→ **Opdracht**: Noem alle titels die in de tekst over de afscheidsredes hieronder tussen aanhalingstekens staan.

##### Aangeleverde tekst

Oraties Prof. mr. L.C. (Laurens) Winkel, hoogleraar Rechtsgeschiedenis aan de Erasmus School of Law, gaat op 10 oktober 2014 met emeritaat. Op die dag zal hij om 16.00 uur zijn afscheidsrede uitspreken, getiteld ‘Themis & Clio revisited’. Voorafgaand aan de afscheidsrede – vanaf 9.30 uur – is er een klein colloquium over: ‘The many faces of Legal History/Rechtsgeschiedenis: anders en beter’. Plaats: Aula (A-gebouw), Burgemeester Oudlaan 50 te Rotterdam (colloquium in zaal Tokyo (M1-17) in het Expo- en Congrescentrum).
Prof. mr. N.J.H. (Nick) Huls, hoogleraar Rechtssociologie aan Erasmus School of Law, houdt op vrijdag 24 oktober 2014 om 16.00 uur zijn afscheidsrede met als titel ‘Rwanda, een rechtsstaat in de mist’. Voorafgaande aan de afscheidsrede van Huls is om 12.30 uur een Engelstalig symposium over de ontwikkelingen in het juridische domein in Rwanda sinds de genocide van 1994. Plaats: Aula (A-gebouw), Burgemeester Oudlaan 50 te Rotterdam (symposium in Formumzaal M-gebouw campus Woudestein, Burgemeester Oudlaan 50 te Rotterdam)

##########
##### Aangeleverd materiaal

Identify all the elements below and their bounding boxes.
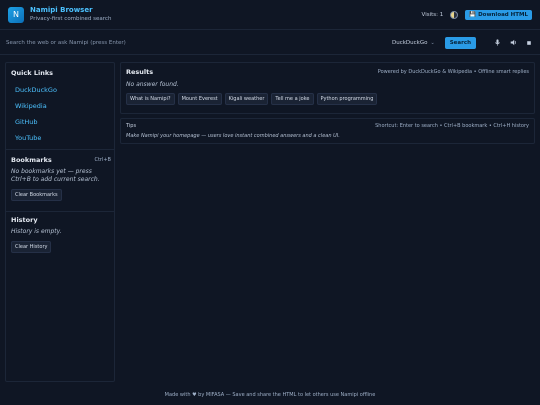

##########

→ **Resultaat**:
- Themis & Clio revisited
- The many faces of Legal History/Rechtsgeschiedenis: anders en beter
- Rwanda, een rechtsstaat in de mist